Problem statement
Make a tally of the lines in the records that include the string "image", and give only that number.

Data entries
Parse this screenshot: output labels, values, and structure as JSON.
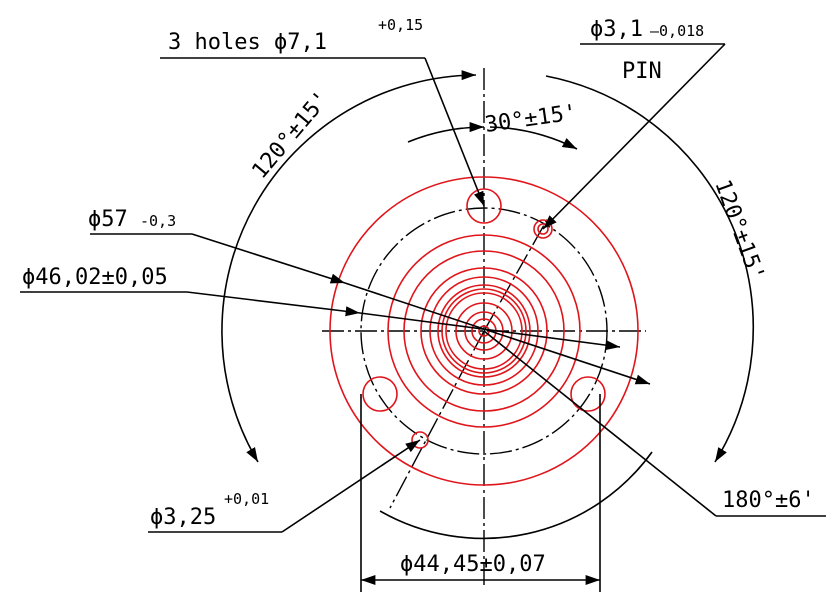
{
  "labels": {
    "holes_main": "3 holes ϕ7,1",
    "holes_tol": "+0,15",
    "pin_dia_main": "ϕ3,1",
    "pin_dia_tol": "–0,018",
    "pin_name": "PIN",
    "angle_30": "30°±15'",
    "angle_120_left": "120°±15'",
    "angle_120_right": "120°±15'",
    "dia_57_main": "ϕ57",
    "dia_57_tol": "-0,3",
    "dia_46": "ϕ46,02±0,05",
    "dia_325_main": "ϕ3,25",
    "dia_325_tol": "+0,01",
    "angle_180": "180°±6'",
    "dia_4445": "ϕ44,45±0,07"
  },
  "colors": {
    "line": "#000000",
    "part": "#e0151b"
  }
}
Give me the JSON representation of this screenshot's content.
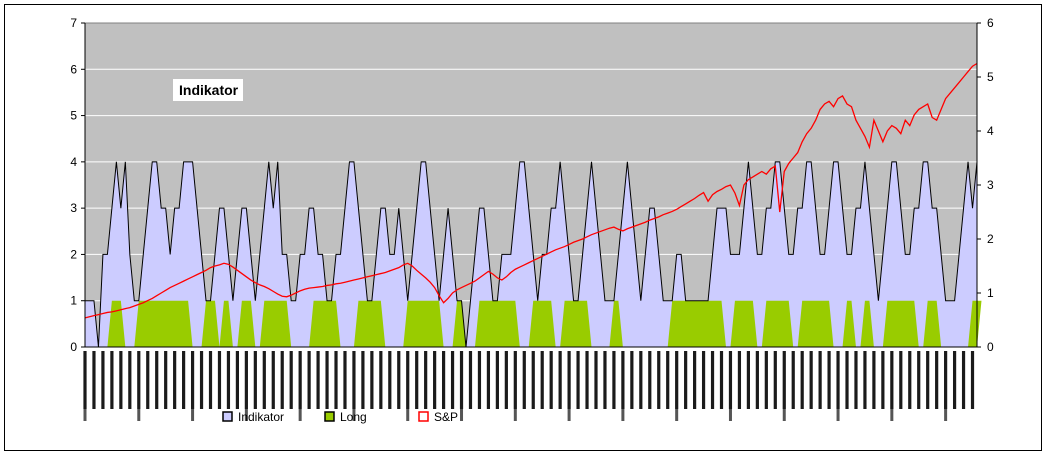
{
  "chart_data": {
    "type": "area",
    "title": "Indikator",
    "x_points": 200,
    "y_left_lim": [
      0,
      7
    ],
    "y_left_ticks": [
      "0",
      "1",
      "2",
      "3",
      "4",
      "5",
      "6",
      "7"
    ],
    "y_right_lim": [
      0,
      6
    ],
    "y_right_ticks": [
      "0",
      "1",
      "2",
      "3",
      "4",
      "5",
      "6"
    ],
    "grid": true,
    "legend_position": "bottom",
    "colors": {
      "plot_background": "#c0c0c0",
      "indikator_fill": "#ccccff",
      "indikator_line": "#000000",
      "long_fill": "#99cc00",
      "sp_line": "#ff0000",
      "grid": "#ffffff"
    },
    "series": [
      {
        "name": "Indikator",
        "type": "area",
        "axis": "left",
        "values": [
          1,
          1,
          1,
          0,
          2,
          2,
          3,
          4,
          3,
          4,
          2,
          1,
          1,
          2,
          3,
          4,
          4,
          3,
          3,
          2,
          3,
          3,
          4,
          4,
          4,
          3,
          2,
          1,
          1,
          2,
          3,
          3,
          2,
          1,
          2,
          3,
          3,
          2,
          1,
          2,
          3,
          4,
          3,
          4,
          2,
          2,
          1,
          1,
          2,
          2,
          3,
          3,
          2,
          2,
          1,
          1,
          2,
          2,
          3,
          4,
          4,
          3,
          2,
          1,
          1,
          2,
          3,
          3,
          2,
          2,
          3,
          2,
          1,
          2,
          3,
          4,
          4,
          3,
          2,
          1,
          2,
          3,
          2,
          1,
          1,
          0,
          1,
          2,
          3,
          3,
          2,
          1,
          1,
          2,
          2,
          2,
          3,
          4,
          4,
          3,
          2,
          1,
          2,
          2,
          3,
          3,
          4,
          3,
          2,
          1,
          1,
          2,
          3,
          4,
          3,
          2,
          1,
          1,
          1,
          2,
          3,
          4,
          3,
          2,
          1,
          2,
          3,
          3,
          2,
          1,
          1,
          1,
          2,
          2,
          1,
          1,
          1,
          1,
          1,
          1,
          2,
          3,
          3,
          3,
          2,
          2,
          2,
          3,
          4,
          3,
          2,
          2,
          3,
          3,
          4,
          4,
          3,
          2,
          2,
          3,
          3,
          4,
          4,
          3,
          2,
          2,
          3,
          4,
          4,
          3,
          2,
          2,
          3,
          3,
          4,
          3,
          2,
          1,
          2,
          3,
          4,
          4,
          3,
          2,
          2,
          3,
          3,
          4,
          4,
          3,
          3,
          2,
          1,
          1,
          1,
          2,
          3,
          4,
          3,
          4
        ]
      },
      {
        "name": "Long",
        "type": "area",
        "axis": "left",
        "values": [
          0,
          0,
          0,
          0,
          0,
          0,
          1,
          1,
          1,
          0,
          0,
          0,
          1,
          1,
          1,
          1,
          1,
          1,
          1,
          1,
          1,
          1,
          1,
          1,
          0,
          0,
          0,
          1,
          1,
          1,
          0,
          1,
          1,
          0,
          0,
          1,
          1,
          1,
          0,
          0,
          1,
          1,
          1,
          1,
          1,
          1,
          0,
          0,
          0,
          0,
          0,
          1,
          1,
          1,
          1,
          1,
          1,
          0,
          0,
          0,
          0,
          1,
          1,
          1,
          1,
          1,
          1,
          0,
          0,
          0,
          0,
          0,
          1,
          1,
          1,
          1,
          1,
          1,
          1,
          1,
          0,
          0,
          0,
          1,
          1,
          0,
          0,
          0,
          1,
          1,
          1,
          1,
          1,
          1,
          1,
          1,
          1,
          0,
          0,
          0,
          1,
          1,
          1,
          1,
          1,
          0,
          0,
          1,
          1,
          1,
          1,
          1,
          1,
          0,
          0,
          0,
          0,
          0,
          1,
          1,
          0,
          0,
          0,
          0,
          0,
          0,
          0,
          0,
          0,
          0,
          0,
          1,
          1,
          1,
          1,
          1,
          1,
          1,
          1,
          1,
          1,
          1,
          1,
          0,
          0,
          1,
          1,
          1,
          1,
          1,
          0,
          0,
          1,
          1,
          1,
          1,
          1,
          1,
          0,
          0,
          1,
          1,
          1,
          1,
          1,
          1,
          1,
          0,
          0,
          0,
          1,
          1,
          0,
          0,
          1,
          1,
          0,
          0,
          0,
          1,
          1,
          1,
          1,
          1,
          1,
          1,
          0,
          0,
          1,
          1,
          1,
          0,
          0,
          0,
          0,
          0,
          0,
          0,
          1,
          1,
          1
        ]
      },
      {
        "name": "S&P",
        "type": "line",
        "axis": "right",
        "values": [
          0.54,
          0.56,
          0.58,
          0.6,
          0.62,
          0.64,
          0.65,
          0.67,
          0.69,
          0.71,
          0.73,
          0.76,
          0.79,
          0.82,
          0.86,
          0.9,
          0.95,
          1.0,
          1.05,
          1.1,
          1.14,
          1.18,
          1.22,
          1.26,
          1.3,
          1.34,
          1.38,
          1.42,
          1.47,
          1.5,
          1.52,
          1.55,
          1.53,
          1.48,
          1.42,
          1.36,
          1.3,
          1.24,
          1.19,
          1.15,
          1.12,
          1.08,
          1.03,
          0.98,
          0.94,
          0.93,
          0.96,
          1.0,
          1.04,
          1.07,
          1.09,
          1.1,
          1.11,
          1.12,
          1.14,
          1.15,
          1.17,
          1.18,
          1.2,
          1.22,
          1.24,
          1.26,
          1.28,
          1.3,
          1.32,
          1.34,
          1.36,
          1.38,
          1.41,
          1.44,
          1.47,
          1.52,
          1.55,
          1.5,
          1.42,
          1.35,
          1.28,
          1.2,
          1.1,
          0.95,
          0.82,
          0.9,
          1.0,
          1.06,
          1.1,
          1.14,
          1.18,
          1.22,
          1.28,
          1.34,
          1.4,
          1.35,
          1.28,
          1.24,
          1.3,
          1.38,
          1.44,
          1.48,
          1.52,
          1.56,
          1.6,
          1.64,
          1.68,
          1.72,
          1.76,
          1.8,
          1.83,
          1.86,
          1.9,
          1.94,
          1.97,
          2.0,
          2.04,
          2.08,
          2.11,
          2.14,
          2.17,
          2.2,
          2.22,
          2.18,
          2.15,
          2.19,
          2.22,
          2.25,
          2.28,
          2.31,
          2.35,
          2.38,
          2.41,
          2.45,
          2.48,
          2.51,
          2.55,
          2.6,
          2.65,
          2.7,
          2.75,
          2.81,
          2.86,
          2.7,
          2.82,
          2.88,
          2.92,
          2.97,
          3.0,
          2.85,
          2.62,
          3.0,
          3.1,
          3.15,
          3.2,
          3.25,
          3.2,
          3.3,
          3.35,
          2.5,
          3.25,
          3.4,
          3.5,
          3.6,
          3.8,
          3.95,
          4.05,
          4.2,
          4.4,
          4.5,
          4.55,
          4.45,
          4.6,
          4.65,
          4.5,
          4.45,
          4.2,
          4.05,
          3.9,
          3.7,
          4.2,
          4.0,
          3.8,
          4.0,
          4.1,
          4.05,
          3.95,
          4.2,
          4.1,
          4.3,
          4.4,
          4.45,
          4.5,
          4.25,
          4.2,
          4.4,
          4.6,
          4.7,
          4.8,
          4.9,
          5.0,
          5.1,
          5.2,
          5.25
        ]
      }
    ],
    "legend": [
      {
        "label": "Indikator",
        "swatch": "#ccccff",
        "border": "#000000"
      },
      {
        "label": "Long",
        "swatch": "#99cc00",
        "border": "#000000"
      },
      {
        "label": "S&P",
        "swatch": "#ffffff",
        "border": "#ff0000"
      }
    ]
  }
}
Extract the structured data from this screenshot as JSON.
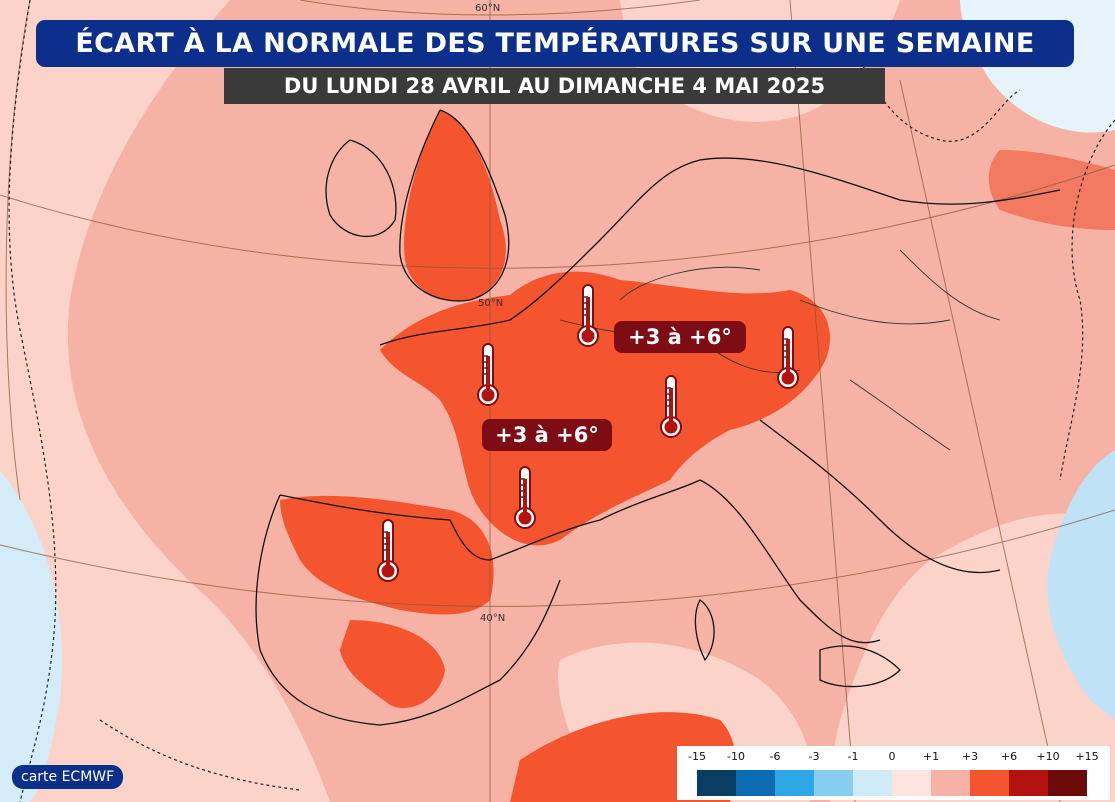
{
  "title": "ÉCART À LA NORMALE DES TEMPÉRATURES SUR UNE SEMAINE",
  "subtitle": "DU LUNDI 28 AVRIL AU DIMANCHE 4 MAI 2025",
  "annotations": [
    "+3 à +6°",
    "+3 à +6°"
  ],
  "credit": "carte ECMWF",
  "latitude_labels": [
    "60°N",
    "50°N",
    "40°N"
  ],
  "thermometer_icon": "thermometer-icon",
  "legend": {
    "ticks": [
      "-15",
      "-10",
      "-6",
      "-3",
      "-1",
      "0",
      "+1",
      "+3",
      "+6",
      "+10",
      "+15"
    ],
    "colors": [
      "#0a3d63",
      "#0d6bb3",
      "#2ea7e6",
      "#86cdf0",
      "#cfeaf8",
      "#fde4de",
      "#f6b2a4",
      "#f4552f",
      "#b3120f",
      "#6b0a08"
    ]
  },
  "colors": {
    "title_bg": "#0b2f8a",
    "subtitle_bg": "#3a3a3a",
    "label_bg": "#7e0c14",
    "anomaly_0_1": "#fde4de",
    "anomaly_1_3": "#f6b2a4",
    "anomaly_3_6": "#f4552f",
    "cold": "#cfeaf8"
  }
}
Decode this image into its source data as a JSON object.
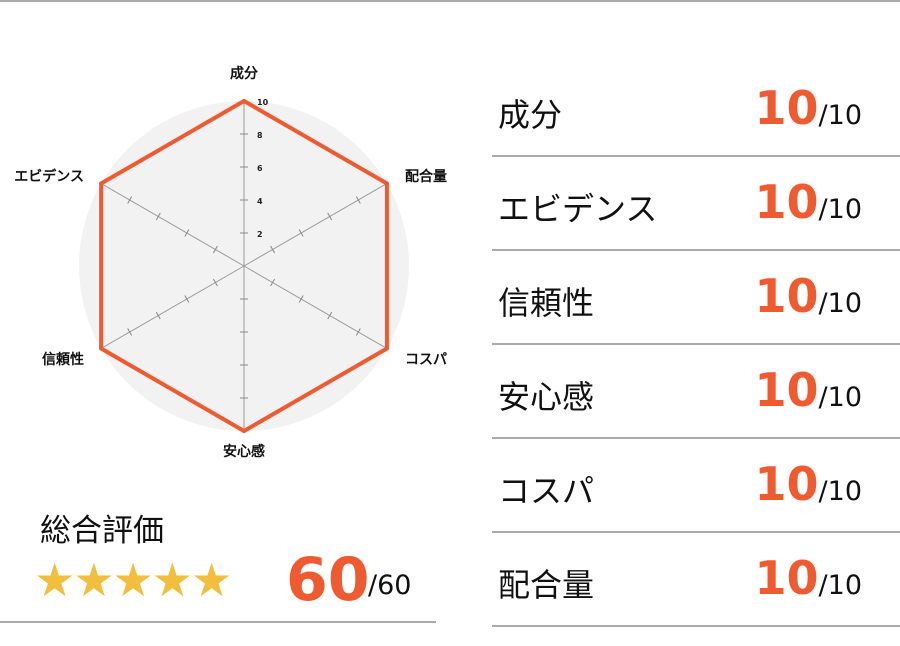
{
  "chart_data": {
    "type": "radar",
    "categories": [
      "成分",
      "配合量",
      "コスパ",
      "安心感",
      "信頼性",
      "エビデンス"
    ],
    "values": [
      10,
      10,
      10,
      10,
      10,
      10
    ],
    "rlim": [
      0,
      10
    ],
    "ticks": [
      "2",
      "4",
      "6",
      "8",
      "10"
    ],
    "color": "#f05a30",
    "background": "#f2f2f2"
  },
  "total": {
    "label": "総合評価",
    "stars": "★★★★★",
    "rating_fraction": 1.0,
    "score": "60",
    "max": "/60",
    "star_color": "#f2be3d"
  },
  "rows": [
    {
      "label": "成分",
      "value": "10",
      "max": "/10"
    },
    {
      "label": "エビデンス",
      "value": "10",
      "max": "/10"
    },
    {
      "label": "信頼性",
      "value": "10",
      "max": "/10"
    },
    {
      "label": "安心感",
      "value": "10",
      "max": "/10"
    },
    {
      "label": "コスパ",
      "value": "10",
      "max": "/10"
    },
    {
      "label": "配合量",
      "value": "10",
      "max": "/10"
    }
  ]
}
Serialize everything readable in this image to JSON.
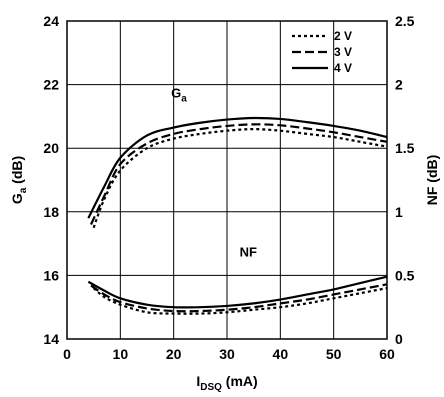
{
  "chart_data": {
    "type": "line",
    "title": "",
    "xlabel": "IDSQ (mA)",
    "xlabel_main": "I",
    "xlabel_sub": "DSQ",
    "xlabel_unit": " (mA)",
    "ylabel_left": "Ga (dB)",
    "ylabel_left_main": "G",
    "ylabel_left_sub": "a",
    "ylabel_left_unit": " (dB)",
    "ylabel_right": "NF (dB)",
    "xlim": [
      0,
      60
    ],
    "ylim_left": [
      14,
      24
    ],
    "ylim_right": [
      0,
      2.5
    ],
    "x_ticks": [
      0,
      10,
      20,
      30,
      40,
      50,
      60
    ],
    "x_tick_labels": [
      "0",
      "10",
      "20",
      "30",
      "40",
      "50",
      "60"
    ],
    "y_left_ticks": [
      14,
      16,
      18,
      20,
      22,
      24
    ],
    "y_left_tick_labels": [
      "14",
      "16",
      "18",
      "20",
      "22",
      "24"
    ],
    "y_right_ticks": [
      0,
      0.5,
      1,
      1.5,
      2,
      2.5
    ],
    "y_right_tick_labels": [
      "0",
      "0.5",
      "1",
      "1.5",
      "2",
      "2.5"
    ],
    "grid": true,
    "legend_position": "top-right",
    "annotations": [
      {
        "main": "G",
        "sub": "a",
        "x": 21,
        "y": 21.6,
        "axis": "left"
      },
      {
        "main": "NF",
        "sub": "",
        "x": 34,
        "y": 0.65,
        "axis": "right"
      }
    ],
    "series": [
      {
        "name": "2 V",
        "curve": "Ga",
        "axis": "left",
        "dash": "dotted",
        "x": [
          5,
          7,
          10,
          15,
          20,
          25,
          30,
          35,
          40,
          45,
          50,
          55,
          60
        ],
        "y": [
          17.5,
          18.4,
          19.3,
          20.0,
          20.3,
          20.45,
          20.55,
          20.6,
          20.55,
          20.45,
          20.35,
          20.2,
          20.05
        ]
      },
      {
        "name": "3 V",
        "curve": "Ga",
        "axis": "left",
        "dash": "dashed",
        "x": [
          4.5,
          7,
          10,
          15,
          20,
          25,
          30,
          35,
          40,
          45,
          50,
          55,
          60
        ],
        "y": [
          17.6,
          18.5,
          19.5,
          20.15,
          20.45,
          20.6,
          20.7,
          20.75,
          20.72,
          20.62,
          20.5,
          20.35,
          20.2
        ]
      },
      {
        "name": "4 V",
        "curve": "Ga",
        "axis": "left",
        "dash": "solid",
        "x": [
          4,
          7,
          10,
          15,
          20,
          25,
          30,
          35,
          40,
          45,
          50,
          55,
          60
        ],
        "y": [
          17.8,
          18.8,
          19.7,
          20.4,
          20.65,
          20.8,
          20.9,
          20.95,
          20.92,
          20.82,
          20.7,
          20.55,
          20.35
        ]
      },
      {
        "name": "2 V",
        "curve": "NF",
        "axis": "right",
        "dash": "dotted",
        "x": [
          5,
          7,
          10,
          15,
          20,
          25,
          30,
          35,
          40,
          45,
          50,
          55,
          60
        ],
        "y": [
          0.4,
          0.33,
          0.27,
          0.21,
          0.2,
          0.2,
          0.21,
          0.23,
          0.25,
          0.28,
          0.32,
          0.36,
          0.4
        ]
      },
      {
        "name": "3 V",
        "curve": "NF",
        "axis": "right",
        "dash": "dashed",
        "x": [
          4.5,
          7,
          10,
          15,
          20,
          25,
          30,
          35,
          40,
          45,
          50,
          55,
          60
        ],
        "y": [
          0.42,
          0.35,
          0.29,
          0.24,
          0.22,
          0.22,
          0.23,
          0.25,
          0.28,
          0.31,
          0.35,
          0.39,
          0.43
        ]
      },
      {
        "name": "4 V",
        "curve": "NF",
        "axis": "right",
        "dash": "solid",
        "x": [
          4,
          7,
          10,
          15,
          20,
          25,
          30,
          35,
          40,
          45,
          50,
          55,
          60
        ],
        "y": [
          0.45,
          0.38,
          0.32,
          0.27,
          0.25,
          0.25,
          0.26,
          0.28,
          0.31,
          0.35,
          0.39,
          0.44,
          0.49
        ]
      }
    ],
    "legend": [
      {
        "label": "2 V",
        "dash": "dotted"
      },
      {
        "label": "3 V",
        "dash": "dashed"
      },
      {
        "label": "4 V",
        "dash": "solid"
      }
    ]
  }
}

Expected answer
2